--- BEGIN Provided data ---

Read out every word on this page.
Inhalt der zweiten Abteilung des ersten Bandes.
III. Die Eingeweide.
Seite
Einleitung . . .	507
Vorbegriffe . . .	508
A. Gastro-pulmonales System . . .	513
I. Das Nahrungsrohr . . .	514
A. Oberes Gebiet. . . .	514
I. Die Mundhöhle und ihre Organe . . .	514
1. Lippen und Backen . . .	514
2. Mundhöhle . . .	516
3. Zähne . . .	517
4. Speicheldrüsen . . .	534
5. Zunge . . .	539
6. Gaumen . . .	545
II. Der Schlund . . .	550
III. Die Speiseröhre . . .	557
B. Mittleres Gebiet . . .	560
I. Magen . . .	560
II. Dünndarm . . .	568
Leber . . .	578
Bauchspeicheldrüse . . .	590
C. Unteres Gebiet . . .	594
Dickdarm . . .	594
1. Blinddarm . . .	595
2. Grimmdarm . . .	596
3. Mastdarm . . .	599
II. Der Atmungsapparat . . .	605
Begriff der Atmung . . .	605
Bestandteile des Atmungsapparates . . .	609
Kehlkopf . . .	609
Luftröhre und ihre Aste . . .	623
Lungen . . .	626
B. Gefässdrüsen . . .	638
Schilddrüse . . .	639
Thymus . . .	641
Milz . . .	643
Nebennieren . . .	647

--- END Provided data ---

Given request
Check every line of the listing for the string "Gebiet" and report how many lines have it, as a number alone.

Result of the exercise
3